++++ Data records ++++

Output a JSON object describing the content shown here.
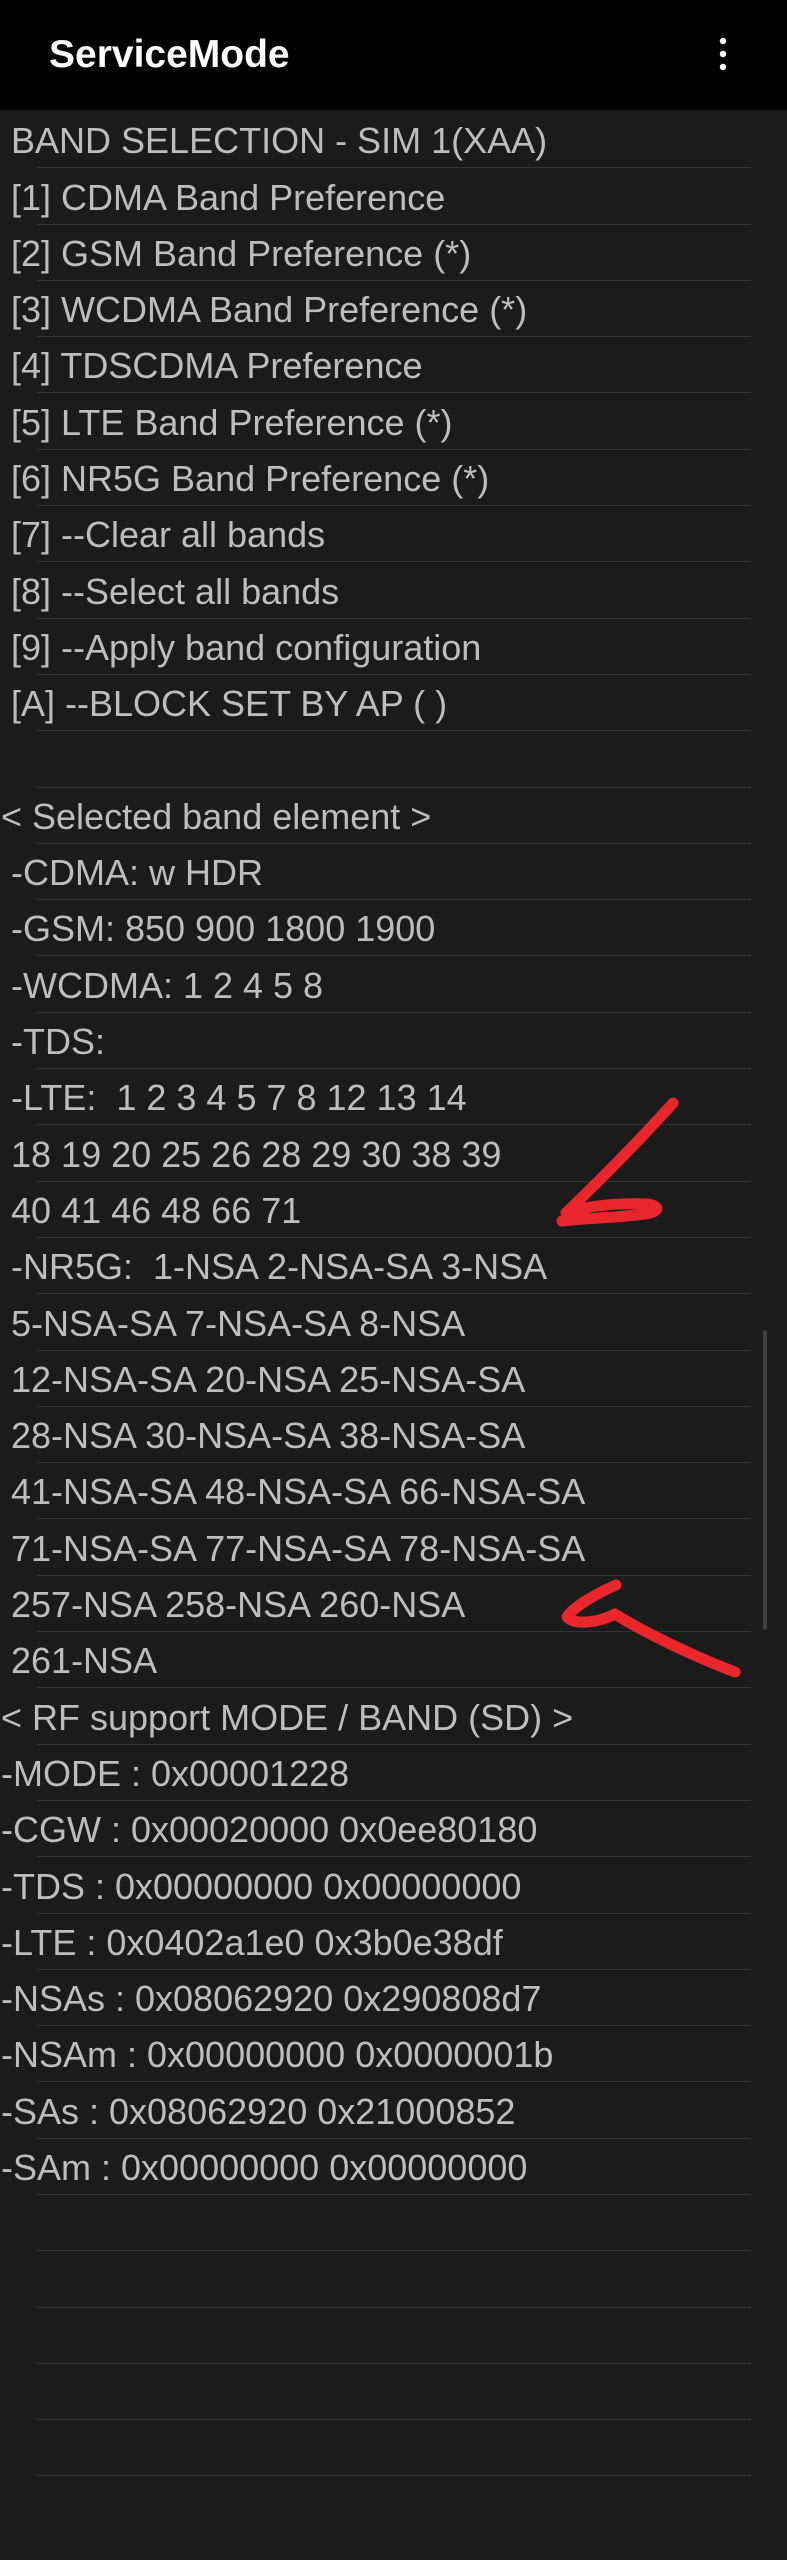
{
  "app": {
    "title": "ServiceMode",
    "more_icon": "more-vertical-icon"
  },
  "colors": {
    "background": "#1b1b1b",
    "appbar": "#000000",
    "text": "#bdbdbd",
    "divider": "#343434",
    "annotation": "#e8262c"
  },
  "rows": [
    "BAND SELECTION - SIM 1(XAA)",
    "[1] CDMA Band Preference",
    "[2] GSM Band Preference (*)",
    "[3] WCDMA Band Preference (*)",
    "[4] TDSCDMA Preference",
    "[5] LTE Band Preference (*)",
    "[6] NR5G Band Preference (*)",
    "[7] --Clear all bands",
    "[8] --Select all bands",
    "[9] --Apply band configuration",
    "[A] --BLOCK SET BY AP ( )",
    "",
    "< Selected band element >",
    "-CDMA: w HDR",
    "-GSM: 850 900 1800 1900",
    "-WCDMA: 1 2 4 5 8",
    "-TDS:",
    "-LTE:  1 2 3 4 5 7 8 12 13 14",
    "18 19 20 25 26 28 29 30 38 39",
    "40 41 46 48 66 71",
    "-NR5G:  1-NSA 2-NSA-SA 3-NSA",
    "5-NSA-SA 7-NSA-SA 8-NSA",
    "12-NSA-SA 20-NSA 25-NSA-SA",
    "28-NSA 30-NSA-SA 38-NSA-SA",
    "41-NSA-SA 48-NSA-SA 66-NSA-SA",
    "71-NSA-SA 77-NSA-SA 78-NSA-SA",
    "257-NSA 258-NSA 260-NSA",
    "261-NSA",
    "< RF support MODE / BAND (SD) >",
    "-MODE : 0x00001228",
    "-CGW : 0x00020000 0x0ee80180",
    "-TDS : 0x00000000 0x00000000",
    "-LTE : 0x0402a1e0 0x3b0e38df",
    "-NSAs : 0x08062920 0x290808d7",
    "-NSAm : 0x00000000 0x0000001b",
    "-SAs : 0x08062920 0x21000852",
    "-SAm : 0x00000000 0x00000000",
    "",
    "",
    "",
    "",
    ""
  ],
  "flush_rows": [
    12,
    28,
    29,
    30,
    31,
    32,
    33,
    34,
    35,
    36
  ]
}
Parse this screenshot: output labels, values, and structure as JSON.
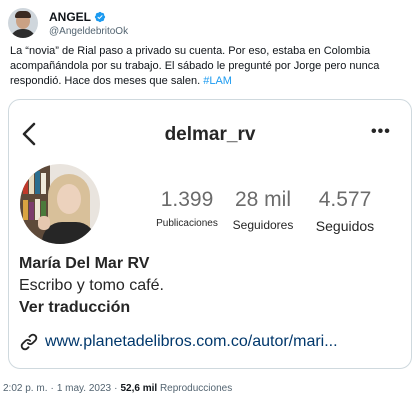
{
  "author": {
    "display_name": "ANGEL",
    "handle": "@AngeldebritoOk",
    "verified_color": "#1d9bf0"
  },
  "tweet": {
    "text": "La “novia” de Rial paso a privado su cuenta. Por eso, estaba en Colombia acompañándola por su trabajo. El sábado le pregunté por Jorge pero nunca respondió. Hace dos meses que salen. ",
    "hashtag": "#LAM"
  },
  "instagram": {
    "username": "delmar_rv",
    "more_icon": "•••",
    "stats": [
      {
        "value": "1.399",
        "label": "Publicaciones"
      },
      {
        "value": "28 mil",
        "label": "Seguidores"
      },
      {
        "value": "4.577",
        "label": "Seguidos"
      }
    ],
    "bio": {
      "name": "María Del Mar RV",
      "line": "Escribo y tomo café.",
      "translate": "Ver traducción"
    },
    "link": "www.planetadelibros.com.co/autor/mari..."
  },
  "footer": {
    "time": "2:02 p. m.",
    "separator": "·",
    "date": "1 may. 2023",
    "views_count": "52,6 mil",
    "views_label": "Reproducciones"
  }
}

++++

Using the data above, print every line exactly, omitting pictures.

Output a JSON object describing the content shown here.
{
  "app": {
    "title": "ServiceMode",
    "more_icon": "more-vertical-icon"
  },
  "colors": {
    "background": "#1b1b1b",
    "appbar": "#000000",
    "text": "#bdbdbd",
    "divider": "#343434",
    "annotation": "#e8262c"
  },
  "rows": [
    "BAND SELECTION - SIM 1(XAA)",
    "[1] CDMA Band Preference",
    "[2] GSM Band Preference (*)",
    "[3] WCDMA Band Preference (*)",
    "[4] TDSCDMA Preference",
    "[5] LTE Band Preference (*)",
    "[6] NR5G Band Preference (*)",
    "[7] --Clear all bands",
    "[8] --Select all bands",
    "[9] --Apply band configuration",
    "[A] --BLOCK SET BY AP ( )",
    "",
    "< Selected band element >",
    "-CDMA: w HDR",
    "-GSM: 850 900 1800 1900",
    "-WCDMA: 1 2 4 5 8",
    "-TDS:",
    "-LTE:  1 2 3 4 5 7 8 12 13 14",
    "18 19 20 25 26 28 29 30 38 39",
    "40 41 46 48 66 71",
    "-NR5G:  1-NSA 2-NSA-SA 3-NSA",
    "5-NSA-SA 7-NSA-SA 8-NSA",
    "12-NSA-SA 20-NSA 25-NSA-SA",
    "28-NSA 30-NSA-SA 38-NSA-SA",
    "41-NSA-SA 48-NSA-SA 66-NSA-SA",
    "71-NSA-SA 77-NSA-SA 78-NSA-SA",
    "257-NSA 258-NSA 260-NSA",
    "261-NSA",
    "< RF support MODE / BAND (SD) >",
    "-MODE : 0x00001228",
    "-CGW : 0x00020000 0x0ee80180",
    "-TDS : 0x00000000 0x00000000",
    "-LTE : 0x0402a1e0 0x3b0e38df",
    "-NSAs : 0x08062920 0x290808d7",
    "-NSAm : 0x00000000 0x0000001b",
    "-SAs : 0x08062920 0x21000852",
    "-SAm : 0x00000000 0x00000000",
    "",
    "",
    "",
    "",
    ""
  ],
  "flush_rows": [
    12,
    28,
    29,
    30,
    31,
    32,
    33,
    34,
    35,
    36
  ]
}
Parse this screenshot: output labels, values, and structure as JSON.
{
  "author": {
    "display_name": "ANGEL",
    "handle": "@AngeldebritoOk",
    "verified_color": "#1d9bf0"
  },
  "tweet": {
    "text": "La “novia” de Rial paso a privado su cuenta. Por eso, estaba en Colombia acompañándola por su trabajo. El sábado le pregunté por Jorge pero nunca respondió. Hace dos meses que salen. ",
    "hashtag": "#LAM"
  },
  "instagram": {
    "username": "delmar_rv",
    "more_icon": "•••",
    "stats": [
      {
        "value": "1.399",
        "label": "Publicaciones"
      },
      {
        "value": "28 mil",
        "label": "Seguidores"
      },
      {
        "value": "4.577",
        "label": "Seguidos"
      }
    ],
    "bio": {
      "name": "María Del Mar RV",
      "line": "Escribo y tomo café.",
      "translate": "Ver traducción"
    },
    "link": "www.planetadelibros.com.co/autor/mari..."
  },
  "footer": {
    "time": "2:02 p. m.",
    "separator": "·",
    "date": "1 may. 2023",
    "views_count": "52,6 mil",
    "views_label": "Reproducciones"
  }
}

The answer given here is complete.